• **CHALLENGE**
Transcribe the full listing below exactly.

## Begin EXERCISE MATERIAL

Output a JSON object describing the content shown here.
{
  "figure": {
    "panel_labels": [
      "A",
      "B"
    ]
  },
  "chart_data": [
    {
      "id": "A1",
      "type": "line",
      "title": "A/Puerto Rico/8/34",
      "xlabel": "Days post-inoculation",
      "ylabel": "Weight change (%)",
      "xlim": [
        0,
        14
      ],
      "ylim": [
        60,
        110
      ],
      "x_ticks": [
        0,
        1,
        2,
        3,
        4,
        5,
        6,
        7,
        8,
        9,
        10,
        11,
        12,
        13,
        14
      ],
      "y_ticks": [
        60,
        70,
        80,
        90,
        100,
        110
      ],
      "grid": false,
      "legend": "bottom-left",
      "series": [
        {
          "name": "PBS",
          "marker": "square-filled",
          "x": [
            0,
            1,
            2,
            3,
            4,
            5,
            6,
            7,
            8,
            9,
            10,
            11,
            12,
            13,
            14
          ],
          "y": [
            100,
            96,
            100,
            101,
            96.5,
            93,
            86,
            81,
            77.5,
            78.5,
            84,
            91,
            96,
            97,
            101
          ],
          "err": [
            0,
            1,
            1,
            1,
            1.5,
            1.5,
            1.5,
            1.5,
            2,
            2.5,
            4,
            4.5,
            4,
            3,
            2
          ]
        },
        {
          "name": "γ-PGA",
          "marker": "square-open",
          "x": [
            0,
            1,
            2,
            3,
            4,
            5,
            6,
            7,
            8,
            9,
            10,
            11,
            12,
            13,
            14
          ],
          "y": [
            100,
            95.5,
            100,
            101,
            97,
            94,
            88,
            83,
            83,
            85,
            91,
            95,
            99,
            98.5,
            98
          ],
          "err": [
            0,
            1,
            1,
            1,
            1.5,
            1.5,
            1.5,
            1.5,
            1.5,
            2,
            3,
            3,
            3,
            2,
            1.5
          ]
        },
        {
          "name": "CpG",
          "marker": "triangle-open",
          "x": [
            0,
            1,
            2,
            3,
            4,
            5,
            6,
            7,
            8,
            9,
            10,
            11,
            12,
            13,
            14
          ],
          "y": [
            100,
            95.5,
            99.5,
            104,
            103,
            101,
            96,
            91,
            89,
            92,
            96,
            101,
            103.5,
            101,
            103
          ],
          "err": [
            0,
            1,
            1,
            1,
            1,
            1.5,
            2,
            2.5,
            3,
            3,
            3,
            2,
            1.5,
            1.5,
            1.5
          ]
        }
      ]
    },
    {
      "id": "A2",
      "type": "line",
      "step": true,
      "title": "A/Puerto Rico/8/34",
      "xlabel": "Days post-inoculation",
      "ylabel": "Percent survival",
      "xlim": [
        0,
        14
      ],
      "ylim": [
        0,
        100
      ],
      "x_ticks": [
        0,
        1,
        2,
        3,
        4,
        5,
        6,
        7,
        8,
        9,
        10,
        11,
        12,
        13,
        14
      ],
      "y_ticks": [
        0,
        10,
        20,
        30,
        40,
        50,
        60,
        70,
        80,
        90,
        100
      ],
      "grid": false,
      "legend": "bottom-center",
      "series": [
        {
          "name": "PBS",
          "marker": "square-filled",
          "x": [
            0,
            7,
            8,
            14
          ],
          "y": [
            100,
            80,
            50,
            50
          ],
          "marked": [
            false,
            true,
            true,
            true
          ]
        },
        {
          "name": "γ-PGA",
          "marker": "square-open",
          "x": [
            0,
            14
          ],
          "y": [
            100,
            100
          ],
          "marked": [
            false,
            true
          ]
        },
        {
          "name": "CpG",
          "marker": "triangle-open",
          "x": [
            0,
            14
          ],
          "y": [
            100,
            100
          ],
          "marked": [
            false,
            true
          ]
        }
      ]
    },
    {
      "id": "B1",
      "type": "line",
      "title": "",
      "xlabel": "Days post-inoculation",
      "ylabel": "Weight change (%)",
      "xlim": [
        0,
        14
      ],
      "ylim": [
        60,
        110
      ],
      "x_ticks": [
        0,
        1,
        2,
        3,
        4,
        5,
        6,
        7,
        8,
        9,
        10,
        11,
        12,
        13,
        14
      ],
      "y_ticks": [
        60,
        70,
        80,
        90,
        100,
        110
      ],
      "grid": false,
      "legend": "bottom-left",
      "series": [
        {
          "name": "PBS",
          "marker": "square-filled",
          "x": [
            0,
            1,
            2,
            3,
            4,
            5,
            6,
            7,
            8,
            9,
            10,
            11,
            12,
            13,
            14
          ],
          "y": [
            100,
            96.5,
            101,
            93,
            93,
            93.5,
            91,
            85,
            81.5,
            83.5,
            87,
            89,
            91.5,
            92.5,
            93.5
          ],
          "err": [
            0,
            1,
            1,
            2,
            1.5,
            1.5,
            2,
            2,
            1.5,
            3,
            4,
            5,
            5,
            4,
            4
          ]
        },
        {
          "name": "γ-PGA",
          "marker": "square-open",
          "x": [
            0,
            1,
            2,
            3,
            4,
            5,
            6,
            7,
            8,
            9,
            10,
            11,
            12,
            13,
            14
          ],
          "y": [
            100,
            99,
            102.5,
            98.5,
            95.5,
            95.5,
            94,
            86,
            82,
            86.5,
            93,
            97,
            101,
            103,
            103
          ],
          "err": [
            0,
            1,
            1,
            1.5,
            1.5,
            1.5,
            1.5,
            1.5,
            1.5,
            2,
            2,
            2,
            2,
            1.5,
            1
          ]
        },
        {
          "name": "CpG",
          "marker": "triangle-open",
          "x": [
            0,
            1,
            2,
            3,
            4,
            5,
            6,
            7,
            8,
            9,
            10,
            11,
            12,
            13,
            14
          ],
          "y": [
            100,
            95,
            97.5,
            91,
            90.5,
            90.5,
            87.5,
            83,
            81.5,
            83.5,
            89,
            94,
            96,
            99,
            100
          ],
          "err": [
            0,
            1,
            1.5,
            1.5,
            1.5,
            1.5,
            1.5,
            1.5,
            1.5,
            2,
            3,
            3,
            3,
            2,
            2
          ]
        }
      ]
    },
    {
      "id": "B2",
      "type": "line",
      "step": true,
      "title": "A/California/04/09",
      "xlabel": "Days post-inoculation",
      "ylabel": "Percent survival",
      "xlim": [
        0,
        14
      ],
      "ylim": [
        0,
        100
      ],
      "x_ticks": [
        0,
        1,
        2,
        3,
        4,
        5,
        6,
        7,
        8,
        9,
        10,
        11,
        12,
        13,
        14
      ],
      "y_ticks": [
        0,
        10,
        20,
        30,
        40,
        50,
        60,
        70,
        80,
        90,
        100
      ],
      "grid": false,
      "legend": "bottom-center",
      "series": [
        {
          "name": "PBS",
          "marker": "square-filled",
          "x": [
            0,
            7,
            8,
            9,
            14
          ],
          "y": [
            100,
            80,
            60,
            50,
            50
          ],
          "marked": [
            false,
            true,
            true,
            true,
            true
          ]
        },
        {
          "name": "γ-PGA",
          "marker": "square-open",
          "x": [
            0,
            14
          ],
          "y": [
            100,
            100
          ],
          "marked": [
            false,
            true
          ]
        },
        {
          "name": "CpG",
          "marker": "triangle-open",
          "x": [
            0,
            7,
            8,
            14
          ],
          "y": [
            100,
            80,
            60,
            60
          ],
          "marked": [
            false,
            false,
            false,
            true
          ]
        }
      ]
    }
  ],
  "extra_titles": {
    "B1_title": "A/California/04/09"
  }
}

## End EXERCISE MATERIAL

• **RESULT OF THE TASK**
Output a JSON object describing the content shown here.
{
  "figure": {
    "panel_labels": [
      "A",
      "B"
    ]
  },
  "chart_data": [
    {
      "id": "A1",
      "type": "line",
      "title": "A/Puerto Rico/8/34",
      "xlabel": "Days post-inoculation",
      "ylabel": "Weight change (%)",
      "xlim": [
        0,
        14
      ],
      "ylim": [
        60,
        110
      ],
      "x_ticks": [
        0,
        1,
        2,
        3,
        4,
        5,
        6,
        7,
        8,
        9,
        10,
        11,
        12,
        13,
        14
      ],
      "y_ticks": [
        60,
        70,
        80,
        90,
        100,
        110
      ],
      "grid": false,
      "legend": "bottom-left",
      "series": [
        {
          "name": "PBS",
          "marker": "square-filled",
          "x": [
            0,
            1,
            2,
            3,
            4,
            5,
            6,
            7,
            8,
            9,
            10,
            11,
            12,
            13,
            14
          ],
          "y": [
            100,
            96,
            100,
            101,
            96.5,
            93,
            86,
            81,
            77.5,
            78.5,
            84,
            91,
            96,
            97,
            101
          ],
          "err": [
            0,
            1,
            1,
            1,
            1.5,
            1.5,
            1.5,
            1.5,
            2,
            2.5,
            4,
            4.5,
            4,
            3,
            2
          ]
        },
        {
          "name": "γ-PGA",
          "marker": "square-open",
          "x": [
            0,
            1,
            2,
            3,
            4,
            5,
            6,
            7,
            8,
            9,
            10,
            11,
            12,
            13,
            14
          ],
          "y": [
            100,
            95.5,
            100,
            101,
            97,
            94,
            88,
            83,
            83,
            85,
            91,
            95,
            99,
            98.5,
            98
          ],
          "err": [
            0,
            1,
            1,
            1,
            1.5,
            1.5,
            1.5,
            1.5,
            1.5,
            2,
            3,
            3,
            3,
            2,
            1.5
          ]
        },
        {
          "name": "CpG",
          "marker": "triangle-open",
          "x": [
            0,
            1,
            2,
            3,
            4,
            5,
            6,
            7,
            8,
            9,
            10,
            11,
            12,
            13,
            14
          ],
          "y": [
            100,
            95.5,
            99.5,
            104,
            103,
            101,
            96,
            91,
            89,
            92,
            96,
            101,
            103.5,
            101,
            103
          ],
          "err": [
            0,
            1,
            1,
            1,
            1,
            1.5,
            2,
            2.5,
            3,
            3,
            3,
            2,
            1.5,
            1.5,
            1.5
          ]
        }
      ]
    },
    {
      "id": "A2",
      "type": "line",
      "step": true,
      "title": "A/Puerto Rico/8/34",
      "xlabel": "Days post-inoculation",
      "ylabel": "Percent survival",
      "xlim": [
        0,
        14
      ],
      "ylim": [
        0,
        100
      ],
      "x_ticks": [
        0,
        1,
        2,
        3,
        4,
        5,
        6,
        7,
        8,
        9,
        10,
        11,
        12,
        13,
        14
      ],
      "y_ticks": [
        0,
        10,
        20,
        30,
        40,
        50,
        60,
        70,
        80,
        90,
        100
      ],
      "grid": false,
      "legend": "bottom-center",
      "series": [
        {
          "name": "PBS",
          "marker": "square-filled",
          "x": [
            0,
            7,
            8,
            14
          ],
          "y": [
            100,
            80,
            50,
            50
          ],
          "marked": [
            false,
            true,
            true,
            true
          ]
        },
        {
          "name": "γ-PGA",
          "marker": "square-open",
          "x": [
            0,
            14
          ],
          "y": [
            100,
            100
          ],
          "marked": [
            false,
            true
          ]
        },
        {
          "name": "CpG",
          "marker": "triangle-open",
          "x": [
            0,
            14
          ],
          "y": [
            100,
            100
          ],
          "marked": [
            false,
            true
          ]
        }
      ]
    },
    {
      "id": "B1",
      "type": "line",
      "title": "",
      "xlabel": "Days post-inoculation",
      "ylabel": "Weight change (%)",
      "xlim": [
        0,
        14
      ],
      "ylim": [
        60,
        110
      ],
      "x_ticks": [
        0,
        1,
        2,
        3,
        4,
        5,
        6,
        7,
        8,
        9,
        10,
        11,
        12,
        13,
        14
      ],
      "y_ticks": [
        60,
        70,
        80,
        90,
        100,
        110
      ],
      "grid": false,
      "legend": "bottom-left",
      "series": [
        {
          "name": "PBS",
          "marker": "square-filled",
          "x": [
            0,
            1,
            2,
            3,
            4,
            5,
            6,
            7,
            8,
            9,
            10,
            11,
            12,
            13,
            14
          ],
          "y": [
            100,
            96.5,
            101,
            93,
            93,
            93.5,
            91,
            85,
            81.5,
            83.5,
            87,
            89,
            91.5,
            92.5,
            93.5
          ],
          "err": [
            0,
            1,
            1,
            2,
            1.5,
            1.5,
            2,
            2,
            1.5,
            3,
            4,
            5,
            5,
            4,
            4
          ]
        },
        {
          "name": "γ-PGA",
          "marker": "square-open",
          "x": [
            0,
            1,
            2,
            3,
            4,
            5,
            6,
            7,
            8,
            9,
            10,
            11,
            12,
            13,
            14
          ],
          "y": [
            100,
            99,
            102.5,
            98.5,
            95.5,
            95.5,
            94,
            86,
            82,
            86.5,
            93,
            97,
            101,
            103,
            103
          ],
          "err": [
            0,
            1,
            1,
            1.5,
            1.5,
            1.5,
            1.5,
            1.5,
            1.5,
            2,
            2,
            2,
            2,
            1.5,
            1
          ]
        },
        {
          "name": "CpG",
          "marker": "triangle-open",
          "x": [
            0,
            1,
            2,
            3,
            4,
            5,
            6,
            7,
            8,
            9,
            10,
            11,
            12,
            13,
            14
          ],
          "y": [
            100,
            95,
            97.5,
            91,
            90.5,
            90.5,
            87.5,
            83,
            81.5,
            83.5,
            89,
            94,
            96,
            99,
            100
          ],
          "err": [
            0,
            1,
            1.5,
            1.5,
            1.5,
            1.5,
            1.5,
            1.5,
            1.5,
            2,
            3,
            3,
            3,
            2,
            2
          ]
        }
      ]
    },
    {
      "id": "B2",
      "type": "line",
      "step": true,
      "title": "A/California/04/09",
      "xlabel": "Days post-inoculation",
      "ylabel": "Percent survival",
      "xlim": [
        0,
        14
      ],
      "ylim": [
        0,
        100
      ],
      "x_ticks": [
        0,
        1,
        2,
        3,
        4,
        5,
        6,
        7,
        8,
        9,
        10,
        11,
        12,
        13,
        14
      ],
      "y_ticks": [
        0,
        10,
        20,
        30,
        40,
        50,
        60,
        70,
        80,
        90,
        100
      ],
      "grid": false,
      "legend": "bottom-center",
      "series": [
        {
          "name": "PBS",
          "marker": "square-filled",
          "x": [
            0,
            7,
            8,
            9,
            14
          ],
          "y": [
            100,
            80,
            60,
            50,
            50
          ],
          "marked": [
            false,
            true,
            true,
            true,
            true
          ]
        },
        {
          "name": "γ-PGA",
          "marker": "square-open",
          "x": [
            0,
            14
          ],
          "y": [
            100,
            100
          ],
          "marked": [
            false,
            true
          ]
        },
        {
          "name": "CpG",
          "marker": "triangle-open",
          "x": [
            0,
            7,
            8,
            14
          ],
          "y": [
            100,
            80,
            60,
            60
          ],
          "marked": [
            false,
            false,
            false,
            true
          ]
        }
      ]
    }
  ],
  "extra_titles": {
    "B1_title": "A/California/04/09"
  }
}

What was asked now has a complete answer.